> Set task
Leave out the pictures and transcribe everything else exactly.

> Extracted data
--------------------------------------------------
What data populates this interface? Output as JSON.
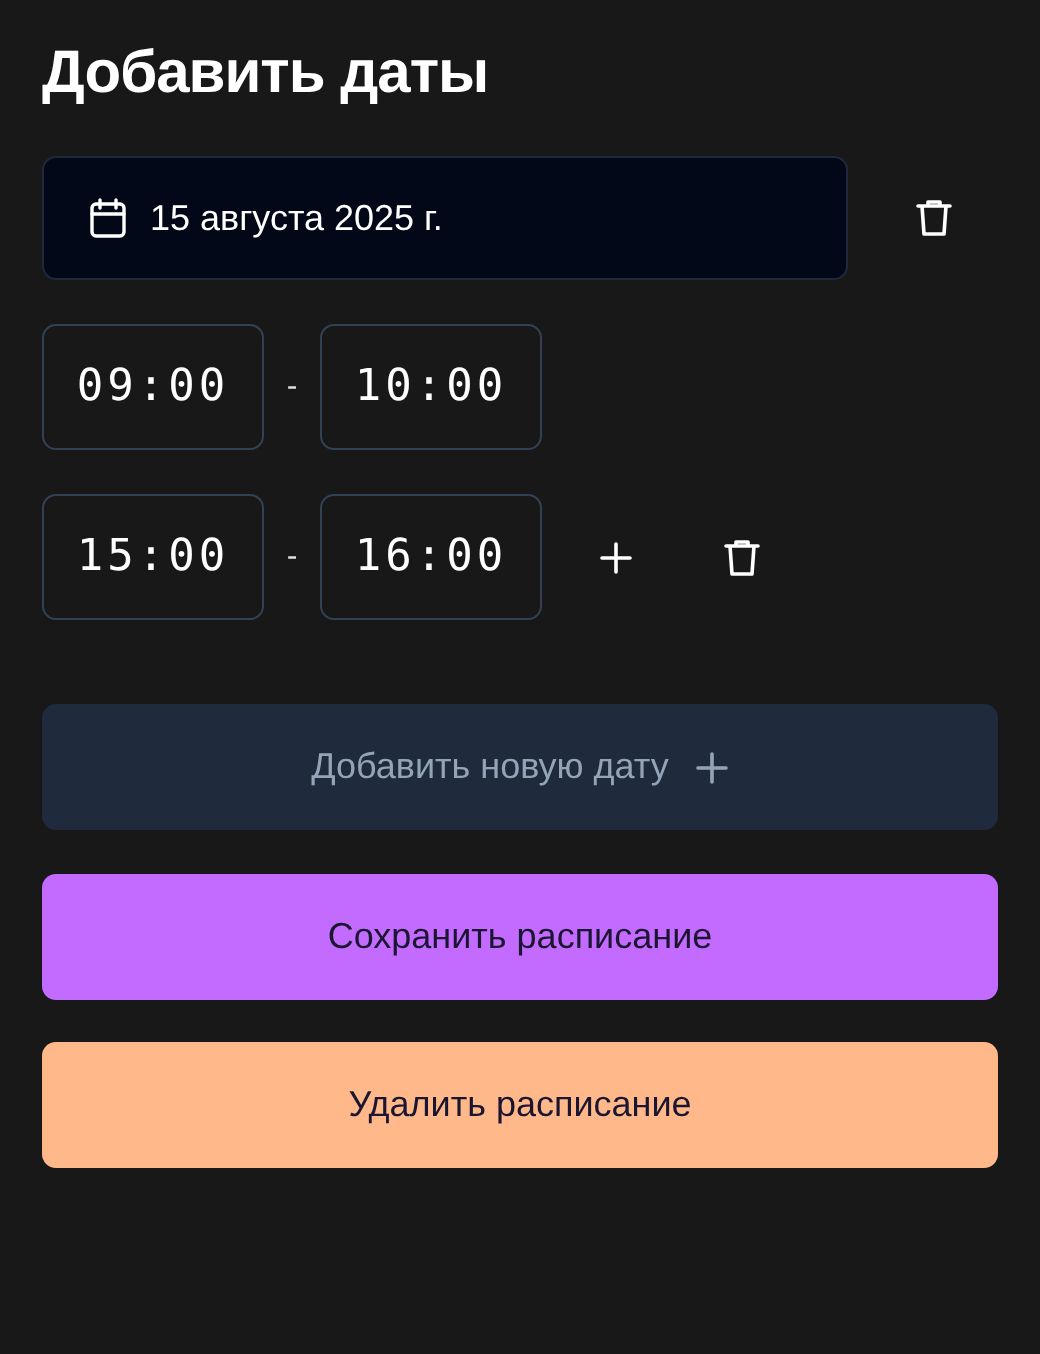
{
  "title": "Добавить даты",
  "dates": [
    {
      "date": "15 августа 2025 г.",
      "slots": [
        {
          "kind": "plain",
          "start": "09:00",
          "separator": "-",
          "end": "10:00"
        },
        {
          "kind": "editable",
          "start": "15:00",
          "separator": "-",
          "end": "16:00"
        }
      ]
    }
  ],
  "add_date_button": {
    "label": "Добавить новую дату"
  },
  "buttons": [
    {
      "kind": "save",
      "label": "Сохранить расписание"
    },
    {
      "kind": "delete",
      "label": "Удалить расписание"
    }
  ]
}
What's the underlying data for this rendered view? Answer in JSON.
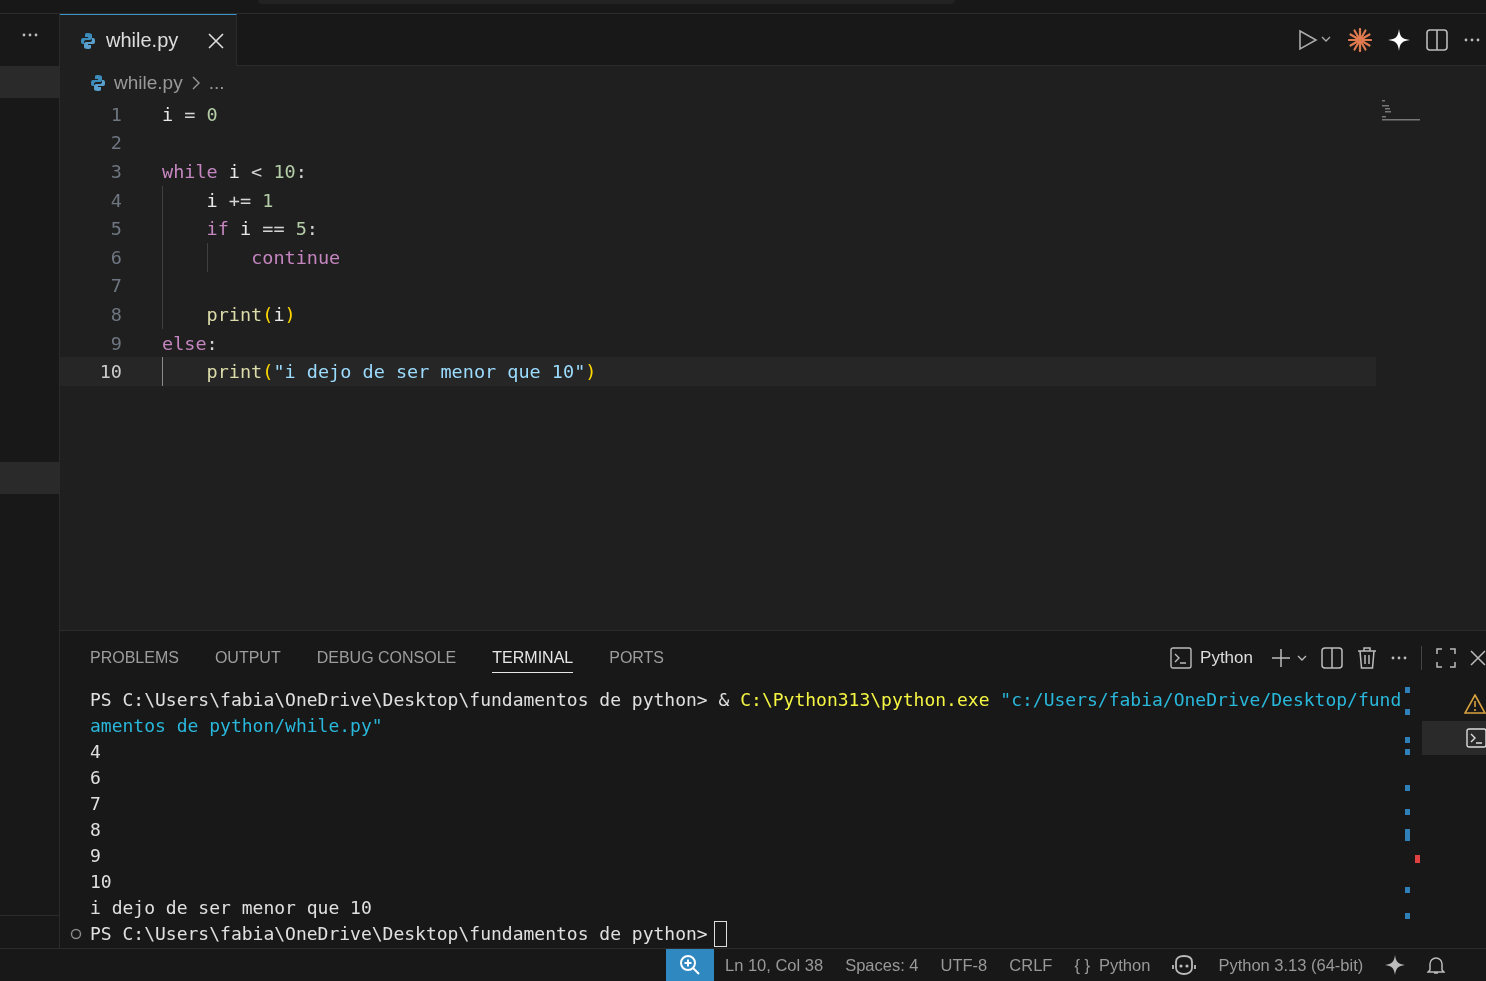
--------------------------------------------------
> Exercise response
What data populates this interface? Output as JSON.
{
  "title": "Добавить даты",
  "dates": [
    {
      "date": "15 августа 2025 г.",
      "slots": [
        {
          "kind": "plain",
          "start": "09:00",
          "separator": "-",
          "end": "10:00"
        },
        {
          "kind": "editable",
          "start": "15:00",
          "separator": "-",
          "end": "16:00"
        }
      ]
    }
  ],
  "add_date_button": {
    "label": "Добавить новую дату"
  },
  "buttons": [
    {
      "kind": "save",
      "label": "Сохранить расписание"
    },
    {
      "kind": "delete",
      "label": "Удалить расписание"
    }
  ]
}
What's the underlying data for this rendered view? Answer in JSON.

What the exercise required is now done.